## Your instructions
Please give the lines of each data entry as a JSON list of strings, one string per line, with blank lines left out.

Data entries
## START
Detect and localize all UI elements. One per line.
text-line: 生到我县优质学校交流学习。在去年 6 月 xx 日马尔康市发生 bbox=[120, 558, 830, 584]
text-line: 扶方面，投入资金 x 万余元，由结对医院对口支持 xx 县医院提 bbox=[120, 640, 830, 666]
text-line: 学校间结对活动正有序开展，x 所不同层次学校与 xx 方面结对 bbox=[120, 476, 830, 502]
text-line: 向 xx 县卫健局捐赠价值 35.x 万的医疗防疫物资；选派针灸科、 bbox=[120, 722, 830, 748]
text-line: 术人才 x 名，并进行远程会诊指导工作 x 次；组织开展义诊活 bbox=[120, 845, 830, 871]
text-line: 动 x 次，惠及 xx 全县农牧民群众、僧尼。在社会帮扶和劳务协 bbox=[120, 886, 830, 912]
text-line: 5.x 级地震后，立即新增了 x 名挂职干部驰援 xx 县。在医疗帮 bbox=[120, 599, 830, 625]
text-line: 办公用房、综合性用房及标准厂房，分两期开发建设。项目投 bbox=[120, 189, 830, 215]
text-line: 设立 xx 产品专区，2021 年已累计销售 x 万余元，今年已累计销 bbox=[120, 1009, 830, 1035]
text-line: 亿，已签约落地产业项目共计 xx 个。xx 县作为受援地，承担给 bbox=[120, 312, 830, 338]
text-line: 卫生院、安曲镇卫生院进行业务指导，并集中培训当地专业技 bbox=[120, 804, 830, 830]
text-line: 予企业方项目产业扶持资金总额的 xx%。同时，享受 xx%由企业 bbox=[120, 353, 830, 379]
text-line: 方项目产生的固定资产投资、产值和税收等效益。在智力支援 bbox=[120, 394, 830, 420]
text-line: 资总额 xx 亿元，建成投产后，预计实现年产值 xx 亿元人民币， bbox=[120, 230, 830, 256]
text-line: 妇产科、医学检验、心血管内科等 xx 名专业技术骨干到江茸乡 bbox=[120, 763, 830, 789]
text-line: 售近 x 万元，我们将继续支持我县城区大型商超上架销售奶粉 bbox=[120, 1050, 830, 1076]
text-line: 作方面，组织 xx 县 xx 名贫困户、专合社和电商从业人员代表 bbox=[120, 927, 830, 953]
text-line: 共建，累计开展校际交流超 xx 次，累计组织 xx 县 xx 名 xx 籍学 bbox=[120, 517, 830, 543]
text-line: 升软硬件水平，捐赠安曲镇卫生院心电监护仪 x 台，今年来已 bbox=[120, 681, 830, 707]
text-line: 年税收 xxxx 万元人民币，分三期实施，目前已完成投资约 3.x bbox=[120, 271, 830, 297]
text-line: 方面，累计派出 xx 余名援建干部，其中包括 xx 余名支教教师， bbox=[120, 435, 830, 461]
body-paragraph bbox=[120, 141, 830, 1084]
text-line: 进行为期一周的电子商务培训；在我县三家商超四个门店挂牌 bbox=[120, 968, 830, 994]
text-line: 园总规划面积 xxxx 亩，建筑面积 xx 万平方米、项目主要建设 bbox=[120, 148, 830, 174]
## END
## Correct output
[
  "Detect and localize all UI elements. One per line.",
  "text-line: 生到我县优质学校交流学习。在去年 6 月 xx 日马尔康市发生 bbox=[120, 558, 830, 584]",
  "text-line: 扶方面，投入资金 x 万余元，由结对医院对口支持 xx 县医院提 bbox=[120, 640, 830, 666]",
  "text-line: 学校间结对活动正有序开展，x 所不同层次学校与 xx 方面结对 bbox=[120, 476, 830, 502]",
  "text-line: 向 xx 县卫健局捐赠价值 35.x 万的医疗防疫物资；选派针灸科、 bbox=[120, 722, 830, 748]",
  "text-line: 术人才 x 名，并进行远程会诊指导工作 x 次；组织开展义诊活 bbox=[120, 845, 830, 871]",
  "text-line: 动 x 次，惠及 xx 全县农牧民群众、僧尼。在社会帮扶和劳务协 bbox=[120, 886, 830, 912]",
  "text-line: 5.x 级地震后，立即新增了 x 名挂职干部驰援 xx 县。在医疗帮 bbox=[120, 599, 830, 625]",
  "text-line: 办公用房、综合性用房及标准厂房，分两期开发建设。项目投 bbox=[120, 189, 830, 215]",
  "text-line: 设立 xx 产品专区，2021 年已累计销售 x 万余元，今年已累计销 bbox=[120, 1009, 830, 1035]",
  "text-line: 亿，已签约落地产业项目共计 xx 个。xx 县作为受援地，承担给 bbox=[120, 312, 830, 338]",
  "text-line: 卫生院、安曲镇卫生院进行业务指导，并集中培训当地专业技 bbox=[120, 804, 830, 830]",
  "text-line: 予企业方项目产业扶持资金总额的 xx%。同时，享受 xx%由企业 bbox=[120, 353, 830, 379]",
  "text-line: 方项目产生的固定资产投资、产值和税收等效益。在智力支援 bbox=[120, 394, 830, 420]",
  "text-line: 资总额 xx 亿元，建成投产后，预计实现年产值 xx 亿元人民币， bbox=[120, 230, 830, 256]",
  "text-line: 妇产科、医学检验、心血管内科等 xx 名专业技术骨干到江茸乡 bbox=[120, 763, 830, 789]",
  "text-line: 售近 x 万元，我们将继续支持我县城区大型商超上架销售奶粉 bbox=[120, 1050, 830, 1076]",
  "text-line: 作方面，组织 xx 县 xx 名贫困户、专合社和电商从业人员代表 bbox=[120, 927, 830, 953]",
  "text-line: 共建，累计开展校际交流超 xx 次，累计组织 xx 县 xx 名 xx 籍学 bbox=[120, 517, 830, 543]",
  "text-line: 升软硬件水平，捐赠安曲镇卫生院心电监护仪 x 台，今年来已 bbox=[120, 681, 830, 707]",
  "text-line: 年税收 xxxx 万元人民币，分三期实施，目前已完成投资约 3.x bbox=[120, 271, 830, 297]",
  "text-line: 方面，累计派出 xx 余名援建干部，其中包括 xx 余名支教教师， bbox=[120, 435, 830, 461]",
  "body-paragraph bbox=[120, 141, 830, 1084]",
  "text-line: 进行为期一周的电子商务培训；在我县三家商超四个门店挂牌 bbox=[120, 968, 830, 994]",
  "text-line: 园总规划面积 xxxx 亩，建筑面积 xx 万平方米、项目主要建设 bbox=[120, 148, 830, 174]"
]